Text to read:
Location
- Heads Lane Hessle, East Riding of Yorkshire, HU13 0JQ England

Information
- Type: Academy, day school
- Motto: Prosperum iter facias
- Established: 1947
- Founder: Sarah Young
- Local authority: East Riding of Yorkshire Council
- Department for Education URN: 137306 Tables
- Ofsted: Reports
- Head teacher: J. Nixon
- Gender: Mixed-sex education
- Age: 11 to 19
- Enrolment: 1,300 (approx.)
- Houses: Ariel, Cassio, Orlando, Portia
- Website: https://www.thehessleacademy.co.uk/hessle-high

= Hessle High School =

Academy school in Hessle, East Riding of Yorkshire, England

Hessle High School and Sixth Form College is a co-educational academy school and sixth form college, situated in the town of Hessle, in the East Riding of Yorkshire, five miles west of Kingston upon Hull's city centre.

==History and location==
The school, originally located over two sites – Heads Lane and Boothferry Road – became one site at Heads Lane, in January 2016, as part of the Priority Schools Building Programme. Hessle High School originally centred on Tranby House, which was built in 1807 by a local Kingston upon Hull merchant who made his fortune in the shipping industry. The house was inherited and lived in by successive generations of Barkworths until Algernon Henry Barkworth, who survived the sinking of the RMS Titanic. After Algernon Barkworth's death in 1945, the house was bequeathed to the local education authority to become a school, which it did in 1947 as Tranby High School. The house is an almost exact duplicate of the now-demolished Tranby Lodge, and Hessle Mount, now an independent private preparatory school. In 1967, Tranby House became a Grade II listed building to ensure its history and architecture are protected.

[Spatial layout data]
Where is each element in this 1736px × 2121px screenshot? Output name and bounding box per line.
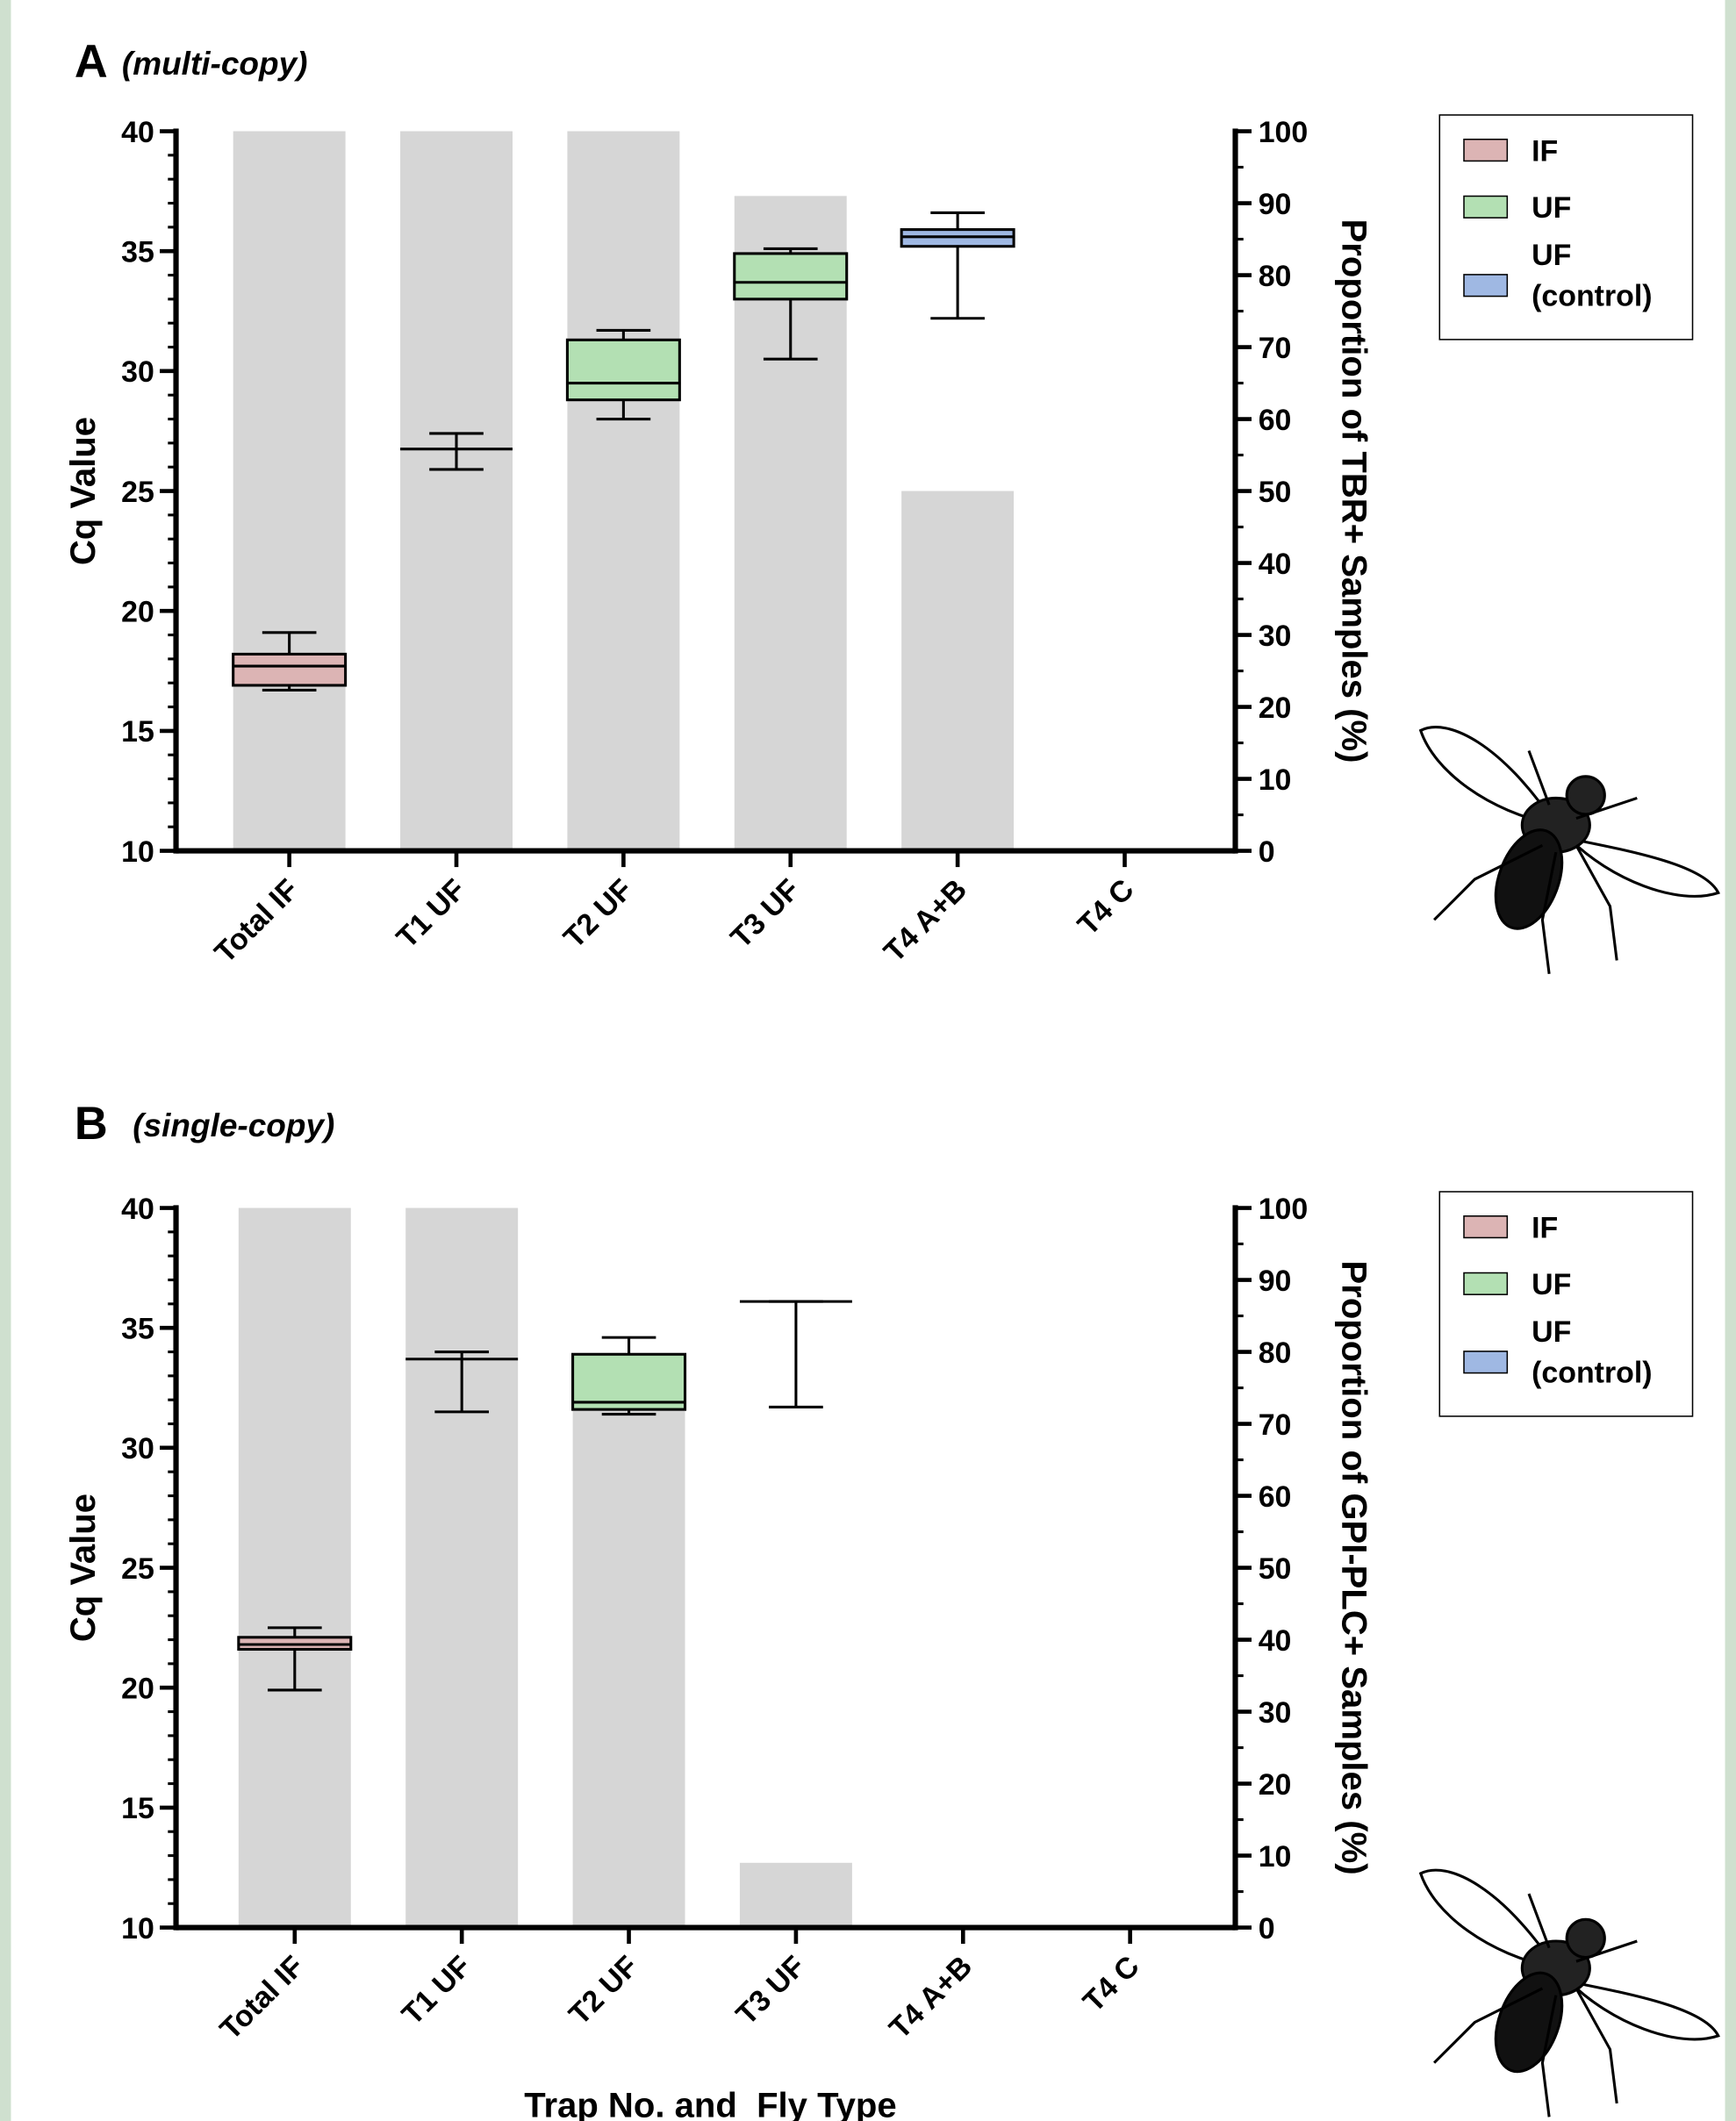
y2-tick-label: 50 (1259, 476, 1292, 509)
y-axis-title: Cq Value (64, 417, 103, 565)
y-tick-label: 40 (121, 116, 154, 149)
proportion-bar (901, 491, 1015, 851)
y2-tick-label: 0 (1259, 1912, 1275, 1945)
y2-tick-label: 80 (1259, 260, 1292, 293)
proportion-bar (739, 1862, 852, 1928)
y-tick-label: 30 (121, 355, 154, 389)
legend-label: IF (1532, 134, 1558, 168)
legend-swatch (1463, 1215, 1509, 1239)
legend-swatch (1463, 138, 1509, 162)
y2-tick-label: 70 (1259, 332, 1292, 365)
box (733, 252, 849, 301)
legend-label: UF (1532, 1268, 1571, 1301)
y-tick-label: 30 (121, 1432, 154, 1465)
legend-swatch (1463, 1351, 1509, 1374)
y2-tick-label: 0 (1259, 835, 1275, 869)
y2-tick-label: 30 (1259, 620, 1292, 653)
y2-tick-label: 30 (1259, 1696, 1292, 1730)
fly-illustration (1418, 1868, 1720, 2117)
legend: IF UF UF (control) (1438, 114, 1694, 340)
y-tick-label: 20 (121, 1673, 154, 1706)
proportion-bar (233, 131, 346, 851)
proportion-bar (400, 131, 513, 851)
y-tick-label: 10 (121, 835, 154, 869)
y2-tick-label: 10 (1259, 1840, 1292, 1874)
y2-tick-label: 10 (1259, 763, 1292, 797)
y-tick-label: 10 (121, 1912, 154, 1945)
y-tick-label: 25 (121, 1552, 154, 1586)
panel-letter: A (75, 37, 108, 88)
y2-tick-label: 40 (1259, 548, 1292, 581)
y2-tick-label: 20 (1259, 1768, 1292, 1802)
box (232, 652, 348, 687)
box (565, 338, 681, 402)
y-tick-label: 15 (121, 715, 154, 749)
y-tick-label: 40 (121, 1193, 154, 1226)
y2-axis-title: Proportion of GPI-PLC+ Samples (%) (1334, 1261, 1373, 1875)
y-axis-title: Cq Value (64, 1494, 103, 1642)
fly-illustration (1418, 726, 1720, 975)
y2-tick-label: 100 (1259, 1193, 1309, 1226)
y2-tick-label: 60 (1259, 404, 1292, 437)
y2-tick-label: 90 (1259, 188, 1292, 221)
y-tick-label: 20 (121, 596, 154, 629)
legend-swatch (1463, 195, 1509, 219)
proportion-bar (405, 1207, 519, 1928)
proportion-bar (238, 1207, 351, 1928)
y2-tick-label: 90 (1259, 1265, 1292, 1298)
legend-label: UF (control) (1532, 1315, 1652, 1389)
proportion-bar (572, 1387, 685, 1928)
y2-tick-label: 50 (1259, 1552, 1292, 1586)
proportion-bar (567, 131, 680, 851)
y2-tick-label: 100 (1259, 116, 1309, 149)
y2-tick-label: 70 (1259, 1408, 1292, 1442)
y2-tick-label: 60 (1259, 1480, 1292, 1514)
y2-tick-label: 40 (1259, 1624, 1292, 1658)
y-tick-label: 25 (121, 476, 154, 509)
panel-subtitle: (single-copy) (133, 1107, 334, 1143)
y2-tick-label: 20 (1259, 691, 1292, 725)
x-axis-title: Trap No. and Fly Type (524, 2086, 896, 2121)
y2-tick-label: 80 (1259, 1336, 1292, 1370)
panel-subtitle: (multi-copy) (122, 46, 308, 82)
y-tick-label: 15 (121, 1792, 154, 1825)
y-tick-label: 35 (121, 236, 154, 269)
panel-letter: B (75, 1099, 108, 1150)
legend-label: UF (control) (1532, 239, 1652, 312)
legend: IF UF UF (control) (1438, 1191, 1694, 1417)
box (571, 1352, 687, 1411)
legend-label: IF (1532, 1211, 1558, 1244)
y-tick-label: 35 (121, 1313, 154, 1346)
y2-axis-title: Proportion of TBR+ Samples (%) (1334, 219, 1373, 763)
legend-label: UF (1532, 191, 1571, 225)
legend-swatch (1463, 1272, 1509, 1295)
legend-swatch (1463, 274, 1509, 297)
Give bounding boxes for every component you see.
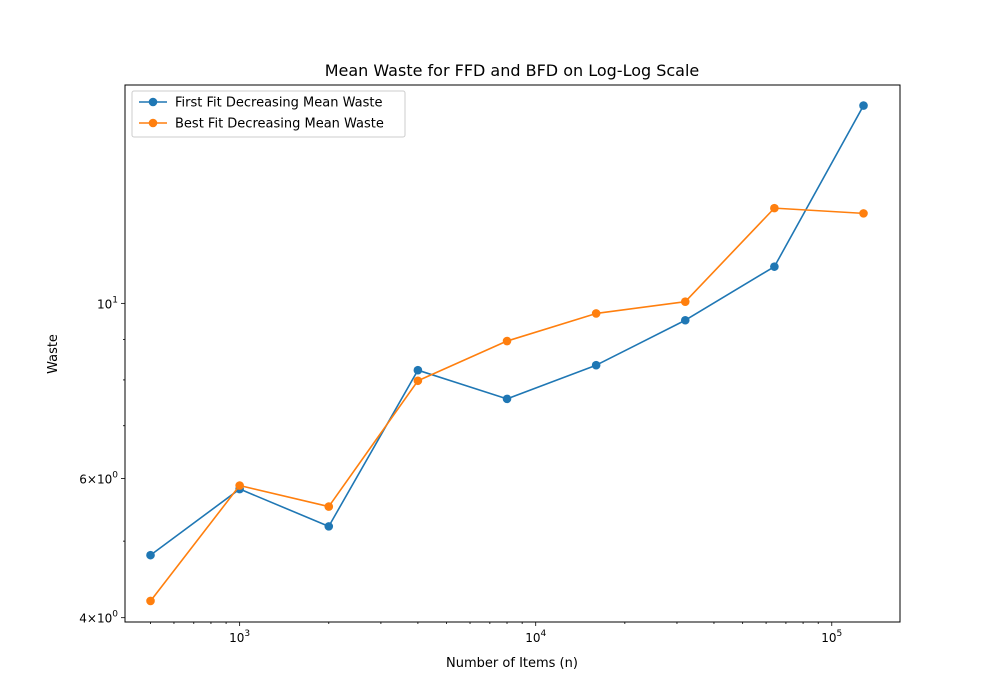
y-tick-label: 4×100 [79, 610, 118, 626]
legend-label: Best Fit Decreasing Mean Waste [175, 117, 384, 132]
y-axis-label: Waste [46, 334, 61, 374]
series-1-point [859, 101, 868, 110]
axes-frame [124, 84, 901, 623]
y-tick-label: 6×100 [79, 471, 118, 487]
series-1-point [146, 550, 155, 560]
series-1-point [591, 360, 601, 370]
series-2-point [591, 309, 601, 318]
series-2-point [235, 481, 244, 490]
series-1-point [770, 262, 779, 271]
legend: First Fit Decreasing Mean Waste Best Fit … [131, 90, 406, 138]
series-layer [124, 84, 901, 623]
legend-label: First Fit Decreasing Mean Waste [175, 96, 382, 111]
series-2-point [770, 203, 779, 213]
x-axis-label: Number of Items (n) [446, 656, 578, 671]
series-1-point [502, 394, 512, 404]
chart-title: Mean Waste for FFD and BFD on Log-Log Sc… [325, 61, 700, 80]
legend-marker [148, 97, 158, 107]
series-2-point [680, 297, 690, 306]
legend-box [131, 90, 406, 138]
series-2-point [859, 209, 868, 218]
series-2-point [324, 502, 334, 511]
legend-marker [148, 118, 158, 128]
x-tick-label: 103 [229, 629, 250, 645]
series-2-point [146, 596, 155, 606]
series-2-point [413, 376, 423, 386]
series-1-point [324, 522, 334, 531]
series-2-point [502, 336, 512, 346]
x-tick-label: 105 [821, 629, 842, 645]
series-1-point [413, 365, 423, 375]
series-1-point [680, 315, 690, 325]
x-tick-label: 104 [525, 629, 546, 645]
plot-area: 103 104 105 4×100 6×100 101 [79, 295, 842, 645]
y-tick-label: 101 [97, 295, 118, 311]
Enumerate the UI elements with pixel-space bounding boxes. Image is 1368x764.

Exercises to complete:
[A] Translate this sentence from the text about Hessle High School into Spanish: "In 1967, Tranby House became a Grade II listed building to ensure its history and architecture are protected."
[B] Please write out the passage of the text about Hessle High School that begins at the words "Hessle High School and" and stops after "Hull's city centre.".

Worked solutions:
[A] En 1967, Tranby House se convirtió en un edificio catalogado de grado II para garantizar la protección de su historia y su arquitectura.

[B]
Hessle High School and Sixth Form College is a co-educational academy school and sixth form college, situated in the town of Hessle, in the East Riding of Yorkshire, five miles west of Kingston upon Hull's city centre.